> [EXERCISE TASK] Report the number of lines containing "NGUYỄN", with no other words.

━━━━━ MATERIAL FOR THIS EXERCISE

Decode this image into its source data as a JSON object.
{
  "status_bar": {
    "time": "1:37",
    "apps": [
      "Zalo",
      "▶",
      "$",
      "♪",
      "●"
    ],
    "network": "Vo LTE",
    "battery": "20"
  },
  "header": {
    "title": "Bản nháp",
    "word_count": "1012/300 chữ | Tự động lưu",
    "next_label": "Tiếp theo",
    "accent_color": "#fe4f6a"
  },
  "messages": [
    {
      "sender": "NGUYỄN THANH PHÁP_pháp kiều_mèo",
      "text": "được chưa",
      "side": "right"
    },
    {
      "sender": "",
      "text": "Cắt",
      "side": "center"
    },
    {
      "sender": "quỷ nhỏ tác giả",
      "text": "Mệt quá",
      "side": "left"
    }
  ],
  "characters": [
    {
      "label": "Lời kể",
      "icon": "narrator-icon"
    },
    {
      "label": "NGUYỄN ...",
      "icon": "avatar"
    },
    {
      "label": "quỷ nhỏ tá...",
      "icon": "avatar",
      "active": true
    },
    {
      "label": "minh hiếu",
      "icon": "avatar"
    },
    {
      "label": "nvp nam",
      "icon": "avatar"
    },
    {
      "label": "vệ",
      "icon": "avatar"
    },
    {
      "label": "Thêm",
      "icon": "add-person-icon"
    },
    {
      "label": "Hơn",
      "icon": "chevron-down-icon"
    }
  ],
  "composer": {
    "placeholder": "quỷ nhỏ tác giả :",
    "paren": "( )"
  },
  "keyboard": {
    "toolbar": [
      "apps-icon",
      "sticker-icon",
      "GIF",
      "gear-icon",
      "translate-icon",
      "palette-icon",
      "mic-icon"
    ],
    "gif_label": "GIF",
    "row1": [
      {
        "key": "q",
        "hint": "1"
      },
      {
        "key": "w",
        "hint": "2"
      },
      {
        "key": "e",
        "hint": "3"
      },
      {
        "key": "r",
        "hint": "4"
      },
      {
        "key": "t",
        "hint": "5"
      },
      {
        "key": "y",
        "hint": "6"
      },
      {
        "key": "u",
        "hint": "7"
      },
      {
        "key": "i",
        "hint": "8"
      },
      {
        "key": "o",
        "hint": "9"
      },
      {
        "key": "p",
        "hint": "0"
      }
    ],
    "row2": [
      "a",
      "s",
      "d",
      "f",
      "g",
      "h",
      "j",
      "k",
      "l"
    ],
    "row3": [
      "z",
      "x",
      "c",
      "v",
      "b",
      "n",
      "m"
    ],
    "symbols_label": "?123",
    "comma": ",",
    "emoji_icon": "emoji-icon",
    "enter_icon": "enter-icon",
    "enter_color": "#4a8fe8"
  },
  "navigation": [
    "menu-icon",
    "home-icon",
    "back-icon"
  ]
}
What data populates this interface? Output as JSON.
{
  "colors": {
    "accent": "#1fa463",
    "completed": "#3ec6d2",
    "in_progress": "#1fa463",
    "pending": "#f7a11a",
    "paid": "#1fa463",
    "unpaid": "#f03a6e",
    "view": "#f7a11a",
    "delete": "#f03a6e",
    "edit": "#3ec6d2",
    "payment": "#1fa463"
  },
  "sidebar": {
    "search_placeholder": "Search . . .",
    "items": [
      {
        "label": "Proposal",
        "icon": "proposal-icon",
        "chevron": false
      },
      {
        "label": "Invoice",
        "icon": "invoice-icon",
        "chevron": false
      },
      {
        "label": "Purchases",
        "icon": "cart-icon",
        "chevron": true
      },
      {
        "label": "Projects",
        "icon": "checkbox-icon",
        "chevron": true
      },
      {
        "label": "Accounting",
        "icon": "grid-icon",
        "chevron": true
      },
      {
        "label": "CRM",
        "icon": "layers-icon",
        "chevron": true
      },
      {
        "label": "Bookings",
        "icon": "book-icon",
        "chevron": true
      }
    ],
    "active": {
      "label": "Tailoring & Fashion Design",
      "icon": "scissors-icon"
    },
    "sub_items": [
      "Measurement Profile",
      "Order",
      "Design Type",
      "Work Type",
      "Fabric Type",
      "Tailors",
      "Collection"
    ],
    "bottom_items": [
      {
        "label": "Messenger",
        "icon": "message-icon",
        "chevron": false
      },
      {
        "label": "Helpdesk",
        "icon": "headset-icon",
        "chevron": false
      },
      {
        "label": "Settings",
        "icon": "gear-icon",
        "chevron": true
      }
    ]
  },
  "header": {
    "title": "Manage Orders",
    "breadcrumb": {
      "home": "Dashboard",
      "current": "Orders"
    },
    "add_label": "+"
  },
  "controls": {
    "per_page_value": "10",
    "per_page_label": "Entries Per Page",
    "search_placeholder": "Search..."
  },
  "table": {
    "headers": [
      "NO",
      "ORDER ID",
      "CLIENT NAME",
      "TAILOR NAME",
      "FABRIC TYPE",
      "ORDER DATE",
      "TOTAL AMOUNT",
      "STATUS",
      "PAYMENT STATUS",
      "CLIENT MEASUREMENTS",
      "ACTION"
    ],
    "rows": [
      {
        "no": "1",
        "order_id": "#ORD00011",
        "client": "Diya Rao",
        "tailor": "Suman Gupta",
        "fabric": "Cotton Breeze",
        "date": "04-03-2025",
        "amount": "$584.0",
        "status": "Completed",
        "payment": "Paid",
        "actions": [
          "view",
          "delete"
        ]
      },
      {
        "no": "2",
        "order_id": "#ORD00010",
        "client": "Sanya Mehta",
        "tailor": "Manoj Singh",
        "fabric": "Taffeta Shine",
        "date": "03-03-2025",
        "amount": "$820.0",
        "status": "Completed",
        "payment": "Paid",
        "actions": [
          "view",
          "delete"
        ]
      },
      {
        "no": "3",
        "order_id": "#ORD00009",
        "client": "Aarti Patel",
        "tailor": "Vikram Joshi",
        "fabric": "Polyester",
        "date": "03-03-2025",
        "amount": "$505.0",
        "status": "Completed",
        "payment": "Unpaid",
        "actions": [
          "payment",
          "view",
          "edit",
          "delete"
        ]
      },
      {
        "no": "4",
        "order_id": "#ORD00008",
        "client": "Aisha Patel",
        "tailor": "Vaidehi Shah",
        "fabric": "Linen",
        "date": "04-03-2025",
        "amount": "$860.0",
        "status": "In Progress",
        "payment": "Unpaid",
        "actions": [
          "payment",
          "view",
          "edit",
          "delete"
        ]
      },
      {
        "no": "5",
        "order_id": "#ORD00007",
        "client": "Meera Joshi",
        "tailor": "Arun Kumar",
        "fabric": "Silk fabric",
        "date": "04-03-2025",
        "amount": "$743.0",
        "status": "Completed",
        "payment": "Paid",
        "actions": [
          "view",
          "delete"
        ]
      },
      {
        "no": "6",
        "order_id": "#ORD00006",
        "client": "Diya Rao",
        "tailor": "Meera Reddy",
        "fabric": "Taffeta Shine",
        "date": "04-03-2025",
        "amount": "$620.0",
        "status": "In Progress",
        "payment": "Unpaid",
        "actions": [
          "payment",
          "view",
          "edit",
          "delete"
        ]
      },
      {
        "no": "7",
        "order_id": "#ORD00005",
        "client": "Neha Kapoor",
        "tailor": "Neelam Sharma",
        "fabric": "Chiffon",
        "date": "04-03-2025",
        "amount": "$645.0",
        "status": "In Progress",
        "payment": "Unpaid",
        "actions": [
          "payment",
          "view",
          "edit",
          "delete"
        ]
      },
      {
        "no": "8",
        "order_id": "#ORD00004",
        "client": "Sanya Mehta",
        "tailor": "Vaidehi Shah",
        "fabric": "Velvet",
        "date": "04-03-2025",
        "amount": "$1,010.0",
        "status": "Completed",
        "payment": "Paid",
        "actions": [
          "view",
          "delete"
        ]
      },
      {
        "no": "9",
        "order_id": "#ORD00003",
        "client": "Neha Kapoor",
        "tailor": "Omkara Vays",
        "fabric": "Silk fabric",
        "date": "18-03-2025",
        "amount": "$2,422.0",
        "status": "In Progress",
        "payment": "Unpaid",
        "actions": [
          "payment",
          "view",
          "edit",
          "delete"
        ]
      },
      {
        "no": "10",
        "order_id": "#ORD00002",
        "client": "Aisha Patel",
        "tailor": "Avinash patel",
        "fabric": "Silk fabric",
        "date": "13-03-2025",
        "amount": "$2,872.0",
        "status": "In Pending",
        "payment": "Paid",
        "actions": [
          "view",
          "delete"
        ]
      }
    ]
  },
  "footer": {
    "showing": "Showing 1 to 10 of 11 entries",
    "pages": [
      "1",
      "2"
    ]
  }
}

━━━━━━━━━━

> [FINISHED ANSWER] 2